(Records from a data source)

++++++

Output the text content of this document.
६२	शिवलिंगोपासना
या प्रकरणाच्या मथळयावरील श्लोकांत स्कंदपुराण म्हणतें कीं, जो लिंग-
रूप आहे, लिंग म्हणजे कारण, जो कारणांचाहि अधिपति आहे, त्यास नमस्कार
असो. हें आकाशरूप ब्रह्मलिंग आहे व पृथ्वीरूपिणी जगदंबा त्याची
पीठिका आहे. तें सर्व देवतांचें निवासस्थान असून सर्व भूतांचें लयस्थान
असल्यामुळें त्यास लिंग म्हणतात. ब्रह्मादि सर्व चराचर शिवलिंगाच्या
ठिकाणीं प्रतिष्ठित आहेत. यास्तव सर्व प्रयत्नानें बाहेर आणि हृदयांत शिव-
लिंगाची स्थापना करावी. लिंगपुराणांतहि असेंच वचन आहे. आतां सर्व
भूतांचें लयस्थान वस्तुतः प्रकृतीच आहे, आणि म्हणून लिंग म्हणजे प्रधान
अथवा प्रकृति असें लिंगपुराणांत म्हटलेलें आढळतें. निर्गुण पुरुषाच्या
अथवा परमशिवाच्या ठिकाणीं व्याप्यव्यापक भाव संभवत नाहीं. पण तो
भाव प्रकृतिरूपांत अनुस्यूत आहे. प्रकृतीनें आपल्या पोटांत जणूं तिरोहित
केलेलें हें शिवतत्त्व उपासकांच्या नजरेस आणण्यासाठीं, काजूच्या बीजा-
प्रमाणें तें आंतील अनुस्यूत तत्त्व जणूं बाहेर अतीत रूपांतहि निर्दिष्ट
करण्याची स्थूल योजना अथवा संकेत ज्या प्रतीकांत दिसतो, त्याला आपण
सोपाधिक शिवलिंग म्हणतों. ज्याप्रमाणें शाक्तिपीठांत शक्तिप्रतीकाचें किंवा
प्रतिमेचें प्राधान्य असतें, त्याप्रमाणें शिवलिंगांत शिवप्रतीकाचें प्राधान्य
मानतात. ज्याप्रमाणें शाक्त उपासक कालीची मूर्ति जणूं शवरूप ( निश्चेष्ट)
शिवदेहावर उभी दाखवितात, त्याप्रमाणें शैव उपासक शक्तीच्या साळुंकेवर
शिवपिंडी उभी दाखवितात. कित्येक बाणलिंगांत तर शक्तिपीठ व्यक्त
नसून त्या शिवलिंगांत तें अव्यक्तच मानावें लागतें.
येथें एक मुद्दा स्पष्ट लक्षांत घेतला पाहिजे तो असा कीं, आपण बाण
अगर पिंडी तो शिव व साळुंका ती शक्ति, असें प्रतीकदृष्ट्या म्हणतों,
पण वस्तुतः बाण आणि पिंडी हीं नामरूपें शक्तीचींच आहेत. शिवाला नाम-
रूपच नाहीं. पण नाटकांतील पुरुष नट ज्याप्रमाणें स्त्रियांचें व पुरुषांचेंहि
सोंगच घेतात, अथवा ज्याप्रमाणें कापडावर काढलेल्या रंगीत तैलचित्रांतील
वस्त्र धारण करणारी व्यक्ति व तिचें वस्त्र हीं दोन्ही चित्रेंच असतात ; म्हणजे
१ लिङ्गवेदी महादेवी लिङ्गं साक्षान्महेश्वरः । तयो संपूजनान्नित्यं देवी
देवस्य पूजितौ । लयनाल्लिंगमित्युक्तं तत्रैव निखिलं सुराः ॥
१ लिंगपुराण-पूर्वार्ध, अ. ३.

++++++

Work to be completed –
Write out the full listing exactly as given.

Result of the task –
Output the text content of this document.
६२	शिवलिंगोपासना
या प्रकरणाच्या मथळयावरील श्लोकांत स्कंदपुराण म्हणतें कीं, जो लिंग-
रूप आहे, लिंग म्हणजे कारण, जो कारणांचाहि अधिपति आहे, त्यास नमस्कार
असो. हें आकाशरूप ब्रह्मलिंग आहे व पृथ्वीरूपिणी जगदंबा त्याची
पीठिका आहे. तें सर्व देवतांचें निवासस्थान असून सर्व भूतांचें लयस्थान
असल्यामुळें त्यास लिंग म्हणतात. ब्रह्मादि सर्व चराचर शिवलिंगाच्या
ठिकाणीं प्रतिष्ठित आहेत. यास्तव सर्व प्रयत्नानें बाहेर आणि हृदयांत शिव-
लिंगाची स्थापना करावी. लिंगपुराणांतहि असेंच वचन आहे. आतां सर्व
भूतांचें लयस्थान वस्तुतः प्रकृतीच आहे, आणि म्हणून लिंग म्हणजे प्रधान
अथवा प्रकृति असें लिंगपुराणांत म्हटलेलें आढळतें. निर्गुण पुरुषाच्या
अथवा परमशिवाच्या ठिकाणीं व्याप्यव्यापक भाव संभवत नाहीं. पण तो
भाव प्रकृतिरूपांत अनुस्यूत आहे. प्रकृतीनें आपल्या पोटांत जणूं तिरोहित
केलेलें हें शिवतत्त्व उपासकांच्या नजरेस आणण्यासाठीं, काजूच्या बीजा-
प्रमाणें तें आंतील अनुस्यूत तत्त्व जणूं बाहेर अतीत रूपांतहि निर्दिष्ट
करण्याची स्थूल योजना अथवा संकेत ज्या प्रतीकांत दिसतो, त्याला आपण
सोपाधिक शिवलिंग म्हणतों. ज्याप्रमाणें शाक्तिपीठांत शक्तिप्रतीकाचें किंवा
प्रतिमेचें प्राधान्य असतें, त्याप्रमाणें शिवलिंगांत शिवप्रतीकाचें प्राधान्य
मानतात. ज्याप्रमाणें शाक्त उपासक कालीची मूर्ति जणूं शवरूप ( निश्चेष्ट)
शिवदेहावर उभी दाखवितात, त्याप्रमाणें शैव उपासक शक्तीच्या साळुंकेवर
शिवपिंडी उभी दाखवितात. कित्येक बाणलिंगांत तर शक्तिपीठ व्यक्त
नसून त्या शिवलिंगांत तें अव्यक्तच मानावें लागतें.
येथें एक मुद्दा स्पष्ट लक्षांत घेतला पाहिजे तो असा कीं, आपण बाण
अगर पिंडी तो शिव व साळुंका ती शक्ति, असें प्रतीकदृष्ट्या म्हणतों,
पण वस्तुतः बाण आणि पिंडी हीं नामरूपें शक्तीचींच आहेत. शिवाला नाम-
रूपच नाहीं. पण नाटकांतील पुरुष नट ज्याप्रमाणें स्त्रियांचें व पुरुषांचेंहि
सोंगच घेतात, अथवा ज्याप्रमाणें कापडावर काढलेल्या रंगीत तैलचित्रांतील
वस्त्र धारण करणारी व्यक्ति व तिचें वस्त्र हीं दोन्ही चित्रेंच असतात ; म्हणजे
१ लिङ्गवेदी महादेवी लिङ्गं साक्षान्महेश्वरः । तयो संपूजनान्नित्यं देवी
देवस्य पूजितौ । लयनाल्लिंगमित्युक्तं तत्रैव निखिलं सुराः ॥
१ लिंगपुराण-पूर्वार्ध, अ. ३.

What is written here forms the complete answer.